State how many lines of the entries below hold the word "felicitações"; reply with nothing but the number.

===== PROVIDED DATA =====

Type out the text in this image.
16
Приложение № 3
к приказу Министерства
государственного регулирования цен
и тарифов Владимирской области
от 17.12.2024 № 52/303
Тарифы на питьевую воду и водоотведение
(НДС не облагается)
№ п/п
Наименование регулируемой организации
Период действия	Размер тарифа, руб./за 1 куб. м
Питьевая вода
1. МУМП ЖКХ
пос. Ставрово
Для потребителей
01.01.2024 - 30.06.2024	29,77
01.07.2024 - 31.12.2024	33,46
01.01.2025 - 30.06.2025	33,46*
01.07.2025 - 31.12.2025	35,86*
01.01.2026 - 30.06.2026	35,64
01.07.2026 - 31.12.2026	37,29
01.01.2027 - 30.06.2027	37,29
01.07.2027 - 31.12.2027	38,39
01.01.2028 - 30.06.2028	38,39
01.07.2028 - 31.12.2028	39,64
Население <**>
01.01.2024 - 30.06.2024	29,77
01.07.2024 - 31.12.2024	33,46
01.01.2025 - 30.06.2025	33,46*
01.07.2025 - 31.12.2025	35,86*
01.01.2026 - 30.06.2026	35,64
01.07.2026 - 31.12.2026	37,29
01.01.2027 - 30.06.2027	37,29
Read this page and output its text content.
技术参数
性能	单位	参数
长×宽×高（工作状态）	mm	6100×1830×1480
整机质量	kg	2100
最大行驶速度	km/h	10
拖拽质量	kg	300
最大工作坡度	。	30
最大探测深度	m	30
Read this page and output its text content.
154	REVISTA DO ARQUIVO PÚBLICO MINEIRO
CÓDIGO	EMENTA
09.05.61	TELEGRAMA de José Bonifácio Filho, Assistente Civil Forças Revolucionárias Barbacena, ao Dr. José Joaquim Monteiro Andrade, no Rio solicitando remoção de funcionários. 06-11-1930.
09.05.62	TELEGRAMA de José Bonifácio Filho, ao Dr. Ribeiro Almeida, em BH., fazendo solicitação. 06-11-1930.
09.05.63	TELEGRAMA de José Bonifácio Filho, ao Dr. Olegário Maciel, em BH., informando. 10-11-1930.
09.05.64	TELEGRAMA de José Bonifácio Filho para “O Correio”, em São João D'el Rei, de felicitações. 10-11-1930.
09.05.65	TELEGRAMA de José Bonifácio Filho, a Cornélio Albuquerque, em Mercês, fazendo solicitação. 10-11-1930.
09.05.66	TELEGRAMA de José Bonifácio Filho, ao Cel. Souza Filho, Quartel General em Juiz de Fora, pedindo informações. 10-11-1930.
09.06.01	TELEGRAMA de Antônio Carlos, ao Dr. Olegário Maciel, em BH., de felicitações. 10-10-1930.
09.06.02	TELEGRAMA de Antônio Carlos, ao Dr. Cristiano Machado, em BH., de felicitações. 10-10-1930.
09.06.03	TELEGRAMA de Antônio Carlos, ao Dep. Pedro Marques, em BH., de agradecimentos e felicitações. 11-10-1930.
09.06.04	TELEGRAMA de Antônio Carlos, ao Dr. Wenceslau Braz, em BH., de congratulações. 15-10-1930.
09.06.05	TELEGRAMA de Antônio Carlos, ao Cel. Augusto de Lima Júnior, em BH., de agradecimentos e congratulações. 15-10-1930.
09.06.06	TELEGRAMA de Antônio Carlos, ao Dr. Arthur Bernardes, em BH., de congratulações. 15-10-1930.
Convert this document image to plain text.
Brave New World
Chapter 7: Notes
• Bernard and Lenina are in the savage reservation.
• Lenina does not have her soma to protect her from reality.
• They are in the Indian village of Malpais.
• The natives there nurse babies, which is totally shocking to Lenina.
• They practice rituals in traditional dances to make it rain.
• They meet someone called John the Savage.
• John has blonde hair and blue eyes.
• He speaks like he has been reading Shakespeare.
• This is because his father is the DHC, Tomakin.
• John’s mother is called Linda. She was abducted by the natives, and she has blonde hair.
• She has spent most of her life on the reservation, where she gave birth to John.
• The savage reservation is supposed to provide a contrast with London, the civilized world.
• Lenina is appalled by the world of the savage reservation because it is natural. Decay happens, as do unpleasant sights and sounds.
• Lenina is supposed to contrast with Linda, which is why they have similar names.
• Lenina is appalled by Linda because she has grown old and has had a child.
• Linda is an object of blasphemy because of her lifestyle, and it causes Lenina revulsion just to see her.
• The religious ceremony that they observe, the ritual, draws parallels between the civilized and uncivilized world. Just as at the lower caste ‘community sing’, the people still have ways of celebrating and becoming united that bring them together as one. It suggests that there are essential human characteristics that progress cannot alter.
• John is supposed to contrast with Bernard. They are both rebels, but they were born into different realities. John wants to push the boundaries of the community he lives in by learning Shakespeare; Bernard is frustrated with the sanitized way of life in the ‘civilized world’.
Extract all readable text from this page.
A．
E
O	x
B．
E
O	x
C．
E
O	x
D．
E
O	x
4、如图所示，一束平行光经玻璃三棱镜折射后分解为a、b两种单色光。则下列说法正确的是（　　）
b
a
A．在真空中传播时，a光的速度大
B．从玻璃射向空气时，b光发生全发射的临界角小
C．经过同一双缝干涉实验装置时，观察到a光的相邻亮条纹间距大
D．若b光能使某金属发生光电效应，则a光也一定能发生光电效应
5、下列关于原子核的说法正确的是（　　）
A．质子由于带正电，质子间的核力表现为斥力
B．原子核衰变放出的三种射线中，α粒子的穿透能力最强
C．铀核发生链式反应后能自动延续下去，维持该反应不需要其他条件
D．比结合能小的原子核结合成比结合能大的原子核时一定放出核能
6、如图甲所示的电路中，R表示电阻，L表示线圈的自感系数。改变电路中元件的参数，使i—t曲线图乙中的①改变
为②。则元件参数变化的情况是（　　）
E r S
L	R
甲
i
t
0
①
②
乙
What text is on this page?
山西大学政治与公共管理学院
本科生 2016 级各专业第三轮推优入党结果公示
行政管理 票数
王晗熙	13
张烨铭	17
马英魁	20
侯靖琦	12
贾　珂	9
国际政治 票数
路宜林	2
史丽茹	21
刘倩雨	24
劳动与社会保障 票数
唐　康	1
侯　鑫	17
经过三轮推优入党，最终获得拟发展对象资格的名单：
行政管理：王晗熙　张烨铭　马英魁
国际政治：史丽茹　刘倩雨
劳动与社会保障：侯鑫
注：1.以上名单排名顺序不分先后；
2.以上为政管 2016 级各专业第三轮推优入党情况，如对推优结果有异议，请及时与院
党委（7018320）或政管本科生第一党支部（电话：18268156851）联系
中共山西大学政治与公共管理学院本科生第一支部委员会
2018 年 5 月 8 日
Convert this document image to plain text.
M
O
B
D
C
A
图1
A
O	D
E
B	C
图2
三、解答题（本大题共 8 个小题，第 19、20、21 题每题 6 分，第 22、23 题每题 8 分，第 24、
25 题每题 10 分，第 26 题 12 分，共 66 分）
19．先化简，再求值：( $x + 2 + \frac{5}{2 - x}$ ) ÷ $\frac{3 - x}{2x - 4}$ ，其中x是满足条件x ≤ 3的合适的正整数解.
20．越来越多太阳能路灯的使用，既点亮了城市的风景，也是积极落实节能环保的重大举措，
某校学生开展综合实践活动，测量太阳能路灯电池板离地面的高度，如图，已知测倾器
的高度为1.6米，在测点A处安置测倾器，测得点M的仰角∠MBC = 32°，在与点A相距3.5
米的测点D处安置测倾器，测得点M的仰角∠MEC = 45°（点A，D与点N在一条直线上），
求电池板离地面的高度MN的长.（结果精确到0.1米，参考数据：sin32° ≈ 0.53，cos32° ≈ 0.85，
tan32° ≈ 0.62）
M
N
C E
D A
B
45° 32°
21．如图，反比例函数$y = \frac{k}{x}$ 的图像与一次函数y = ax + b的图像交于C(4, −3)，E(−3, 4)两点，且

=====

◆ OUTPUT BELOW ◆
4